*THE TASK*: Each line that holds the word "houses" counts once. Give the total number of such lines and nothing else.
** START OF LISTED RECORDS **
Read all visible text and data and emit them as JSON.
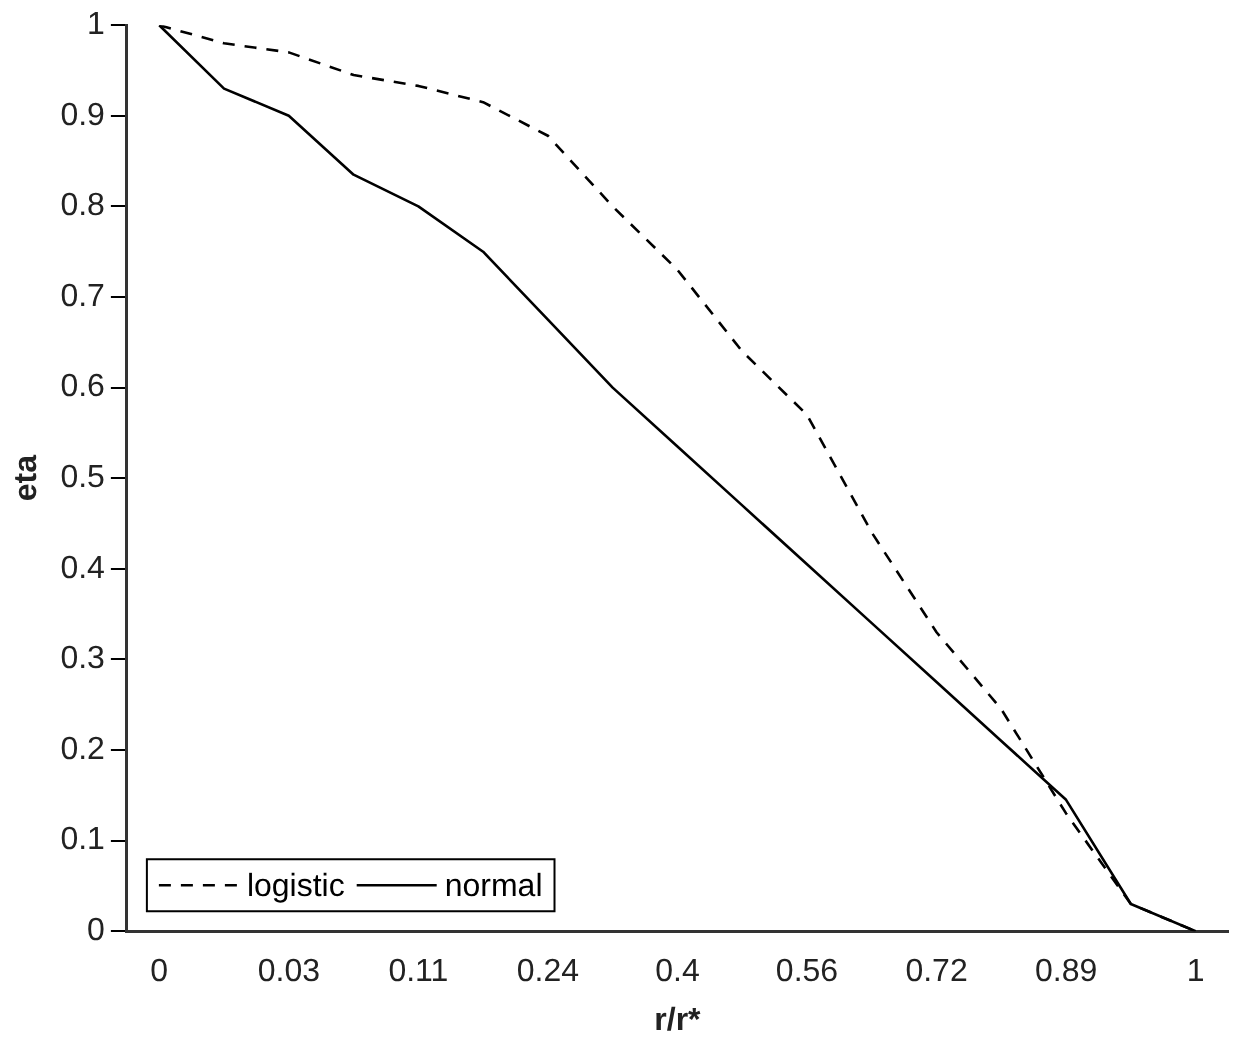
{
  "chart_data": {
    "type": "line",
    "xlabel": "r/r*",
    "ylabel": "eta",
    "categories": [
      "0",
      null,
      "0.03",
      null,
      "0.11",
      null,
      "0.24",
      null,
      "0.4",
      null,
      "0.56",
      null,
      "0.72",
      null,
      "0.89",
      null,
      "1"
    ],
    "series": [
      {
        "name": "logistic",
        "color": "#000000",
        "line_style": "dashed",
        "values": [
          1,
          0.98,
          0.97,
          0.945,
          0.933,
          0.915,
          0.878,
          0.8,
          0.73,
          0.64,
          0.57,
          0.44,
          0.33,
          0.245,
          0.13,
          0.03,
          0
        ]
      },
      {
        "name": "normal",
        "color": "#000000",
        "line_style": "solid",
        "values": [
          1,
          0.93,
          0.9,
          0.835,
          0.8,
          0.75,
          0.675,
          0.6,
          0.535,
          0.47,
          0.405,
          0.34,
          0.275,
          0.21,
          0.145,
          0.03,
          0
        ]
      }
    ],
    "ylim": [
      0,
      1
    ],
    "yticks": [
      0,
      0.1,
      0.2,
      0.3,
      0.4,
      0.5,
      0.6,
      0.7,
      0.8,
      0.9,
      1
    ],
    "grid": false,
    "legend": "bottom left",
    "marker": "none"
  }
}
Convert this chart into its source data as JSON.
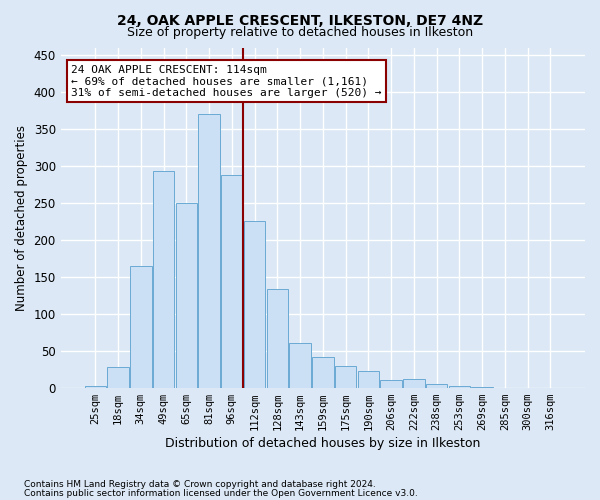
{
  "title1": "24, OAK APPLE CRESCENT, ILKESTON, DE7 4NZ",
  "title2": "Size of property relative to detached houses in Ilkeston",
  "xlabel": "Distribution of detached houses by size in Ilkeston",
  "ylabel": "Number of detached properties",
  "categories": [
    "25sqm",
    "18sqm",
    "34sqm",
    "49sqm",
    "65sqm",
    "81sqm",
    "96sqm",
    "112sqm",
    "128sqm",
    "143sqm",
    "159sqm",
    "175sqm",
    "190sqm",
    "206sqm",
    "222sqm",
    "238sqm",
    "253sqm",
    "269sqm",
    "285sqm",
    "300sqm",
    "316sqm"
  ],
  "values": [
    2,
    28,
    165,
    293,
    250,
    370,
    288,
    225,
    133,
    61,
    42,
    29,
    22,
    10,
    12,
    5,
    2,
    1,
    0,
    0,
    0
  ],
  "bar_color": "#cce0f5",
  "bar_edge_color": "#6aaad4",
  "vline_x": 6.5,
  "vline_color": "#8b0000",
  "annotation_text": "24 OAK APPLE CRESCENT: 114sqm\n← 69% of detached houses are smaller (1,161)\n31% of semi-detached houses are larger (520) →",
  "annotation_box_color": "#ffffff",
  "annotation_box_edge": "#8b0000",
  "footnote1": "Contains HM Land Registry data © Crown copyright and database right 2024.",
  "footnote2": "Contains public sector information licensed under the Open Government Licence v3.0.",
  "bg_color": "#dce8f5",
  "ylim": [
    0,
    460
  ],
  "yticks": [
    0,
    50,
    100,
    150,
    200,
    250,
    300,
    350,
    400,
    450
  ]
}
** END OF LISTED RECORDS **
** START OF LISTED RECORDS **
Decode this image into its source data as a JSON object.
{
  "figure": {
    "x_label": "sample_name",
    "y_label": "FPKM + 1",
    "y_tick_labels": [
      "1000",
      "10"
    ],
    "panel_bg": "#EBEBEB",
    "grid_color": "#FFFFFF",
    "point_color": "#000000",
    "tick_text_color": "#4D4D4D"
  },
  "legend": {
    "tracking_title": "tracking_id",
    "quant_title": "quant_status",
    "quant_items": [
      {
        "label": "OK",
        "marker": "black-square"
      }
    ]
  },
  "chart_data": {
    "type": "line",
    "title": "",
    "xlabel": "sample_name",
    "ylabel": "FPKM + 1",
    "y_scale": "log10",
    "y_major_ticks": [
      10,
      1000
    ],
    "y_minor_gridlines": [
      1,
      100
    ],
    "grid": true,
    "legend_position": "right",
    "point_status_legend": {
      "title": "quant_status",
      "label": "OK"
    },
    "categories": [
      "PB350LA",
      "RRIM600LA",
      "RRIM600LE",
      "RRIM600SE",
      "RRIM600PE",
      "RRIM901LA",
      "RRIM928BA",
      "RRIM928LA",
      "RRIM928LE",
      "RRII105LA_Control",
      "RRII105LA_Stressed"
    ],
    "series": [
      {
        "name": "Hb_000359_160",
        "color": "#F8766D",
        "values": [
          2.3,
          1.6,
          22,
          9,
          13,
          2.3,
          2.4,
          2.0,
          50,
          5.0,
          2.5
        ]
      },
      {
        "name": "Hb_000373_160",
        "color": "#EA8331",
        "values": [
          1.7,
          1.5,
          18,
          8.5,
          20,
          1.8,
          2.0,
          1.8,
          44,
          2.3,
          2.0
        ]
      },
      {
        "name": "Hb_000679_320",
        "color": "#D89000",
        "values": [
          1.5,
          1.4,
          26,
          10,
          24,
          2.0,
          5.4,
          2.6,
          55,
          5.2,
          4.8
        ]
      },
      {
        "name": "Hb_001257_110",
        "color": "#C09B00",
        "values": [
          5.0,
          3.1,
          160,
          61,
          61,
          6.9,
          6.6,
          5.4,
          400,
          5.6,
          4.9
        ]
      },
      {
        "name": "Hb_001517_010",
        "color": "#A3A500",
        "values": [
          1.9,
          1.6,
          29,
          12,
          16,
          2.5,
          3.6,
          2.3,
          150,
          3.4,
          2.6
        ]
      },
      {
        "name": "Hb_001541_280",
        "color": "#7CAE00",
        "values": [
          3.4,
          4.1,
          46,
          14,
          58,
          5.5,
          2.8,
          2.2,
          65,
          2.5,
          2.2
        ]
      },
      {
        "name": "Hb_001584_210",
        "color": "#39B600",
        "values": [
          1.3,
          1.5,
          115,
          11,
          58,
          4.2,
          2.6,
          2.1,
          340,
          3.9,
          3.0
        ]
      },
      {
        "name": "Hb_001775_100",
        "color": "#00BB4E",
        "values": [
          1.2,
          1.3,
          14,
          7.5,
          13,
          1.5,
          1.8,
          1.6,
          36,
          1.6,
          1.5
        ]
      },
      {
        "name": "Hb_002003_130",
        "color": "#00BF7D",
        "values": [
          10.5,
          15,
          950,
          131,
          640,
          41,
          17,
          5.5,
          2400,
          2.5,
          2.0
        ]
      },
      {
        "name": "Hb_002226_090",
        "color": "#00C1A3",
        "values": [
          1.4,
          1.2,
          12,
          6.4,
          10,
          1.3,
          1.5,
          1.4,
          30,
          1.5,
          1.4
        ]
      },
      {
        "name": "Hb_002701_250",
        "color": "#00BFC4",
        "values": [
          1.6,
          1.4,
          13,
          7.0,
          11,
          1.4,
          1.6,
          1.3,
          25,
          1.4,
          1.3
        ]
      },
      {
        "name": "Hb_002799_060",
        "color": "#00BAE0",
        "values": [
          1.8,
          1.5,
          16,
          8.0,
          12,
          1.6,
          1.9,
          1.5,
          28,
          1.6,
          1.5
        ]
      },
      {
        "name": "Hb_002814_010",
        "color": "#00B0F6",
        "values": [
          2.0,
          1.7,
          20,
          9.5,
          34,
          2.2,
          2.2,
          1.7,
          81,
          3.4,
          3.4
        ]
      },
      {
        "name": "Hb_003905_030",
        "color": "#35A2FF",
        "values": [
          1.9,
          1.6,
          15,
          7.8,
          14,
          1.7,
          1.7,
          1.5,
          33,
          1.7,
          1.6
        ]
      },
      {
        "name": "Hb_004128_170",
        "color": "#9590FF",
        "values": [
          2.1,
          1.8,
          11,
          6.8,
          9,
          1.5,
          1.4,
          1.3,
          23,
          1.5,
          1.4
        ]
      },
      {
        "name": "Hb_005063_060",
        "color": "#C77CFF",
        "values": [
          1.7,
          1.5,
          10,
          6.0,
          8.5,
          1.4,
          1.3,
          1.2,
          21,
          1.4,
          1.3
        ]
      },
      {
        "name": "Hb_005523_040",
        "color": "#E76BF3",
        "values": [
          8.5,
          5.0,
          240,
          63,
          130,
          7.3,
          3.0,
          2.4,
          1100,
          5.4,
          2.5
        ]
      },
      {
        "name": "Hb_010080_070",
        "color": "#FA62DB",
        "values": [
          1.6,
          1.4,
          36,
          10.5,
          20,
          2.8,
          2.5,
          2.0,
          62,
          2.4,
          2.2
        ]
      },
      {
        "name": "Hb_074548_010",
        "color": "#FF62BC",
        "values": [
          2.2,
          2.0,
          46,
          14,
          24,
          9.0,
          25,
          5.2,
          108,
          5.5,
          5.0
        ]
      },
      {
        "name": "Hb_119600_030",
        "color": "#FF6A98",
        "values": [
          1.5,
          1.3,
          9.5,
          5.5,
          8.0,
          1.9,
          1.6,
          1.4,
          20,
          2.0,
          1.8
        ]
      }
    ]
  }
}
** END OF LISTED RECORDS **
** START OF LISTED RECORDS **
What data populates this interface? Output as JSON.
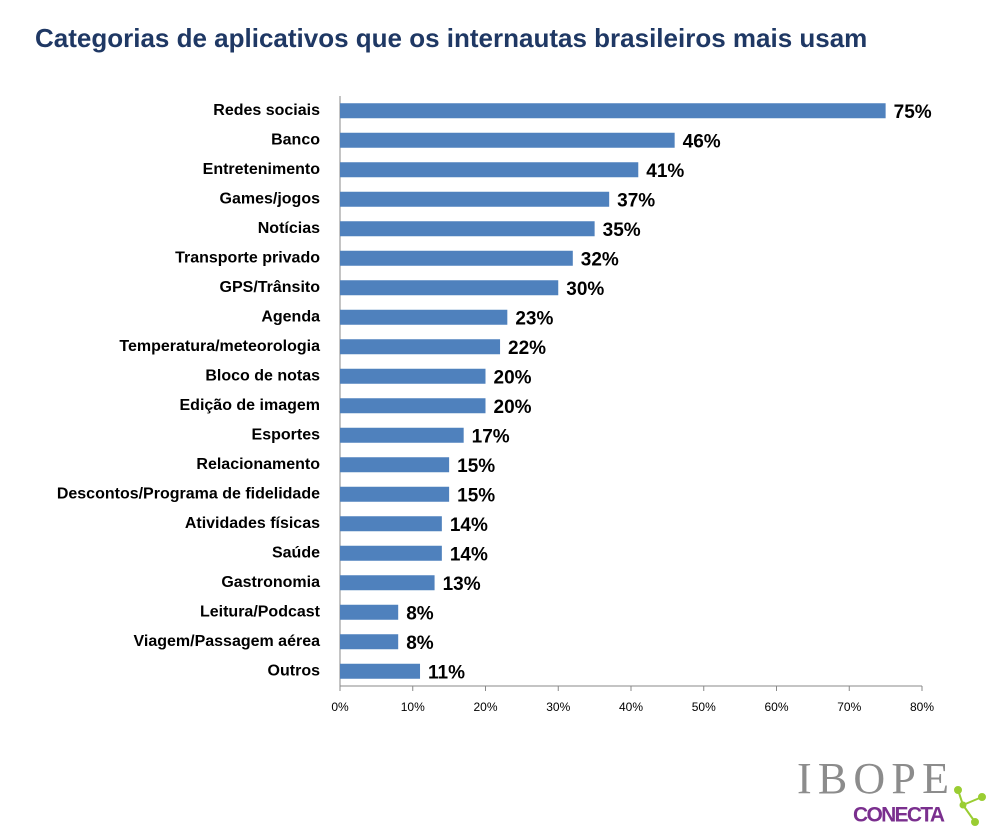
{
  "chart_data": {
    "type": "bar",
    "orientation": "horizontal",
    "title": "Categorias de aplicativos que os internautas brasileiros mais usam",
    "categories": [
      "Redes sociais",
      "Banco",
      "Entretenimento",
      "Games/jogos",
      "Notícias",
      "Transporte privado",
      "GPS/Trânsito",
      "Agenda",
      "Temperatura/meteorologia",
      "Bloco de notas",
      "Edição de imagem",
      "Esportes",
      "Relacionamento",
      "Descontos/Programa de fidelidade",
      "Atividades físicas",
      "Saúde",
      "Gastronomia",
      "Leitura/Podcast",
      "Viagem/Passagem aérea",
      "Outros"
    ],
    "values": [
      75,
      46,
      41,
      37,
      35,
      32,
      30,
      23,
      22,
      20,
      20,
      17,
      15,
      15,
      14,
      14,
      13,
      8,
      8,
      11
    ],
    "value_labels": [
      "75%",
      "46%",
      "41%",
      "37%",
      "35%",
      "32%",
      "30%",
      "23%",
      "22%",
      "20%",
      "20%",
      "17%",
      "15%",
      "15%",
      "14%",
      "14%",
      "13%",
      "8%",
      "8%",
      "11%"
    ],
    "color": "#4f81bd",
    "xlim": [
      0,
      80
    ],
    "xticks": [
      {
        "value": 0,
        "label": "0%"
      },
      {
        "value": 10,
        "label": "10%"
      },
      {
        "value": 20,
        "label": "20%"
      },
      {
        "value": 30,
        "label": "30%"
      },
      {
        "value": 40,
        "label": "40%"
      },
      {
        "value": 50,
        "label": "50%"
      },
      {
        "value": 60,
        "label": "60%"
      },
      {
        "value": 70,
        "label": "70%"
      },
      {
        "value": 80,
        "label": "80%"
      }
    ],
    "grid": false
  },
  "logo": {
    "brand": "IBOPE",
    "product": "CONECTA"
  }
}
** END OF LISTED RECORDS **
*ANSWER*: 3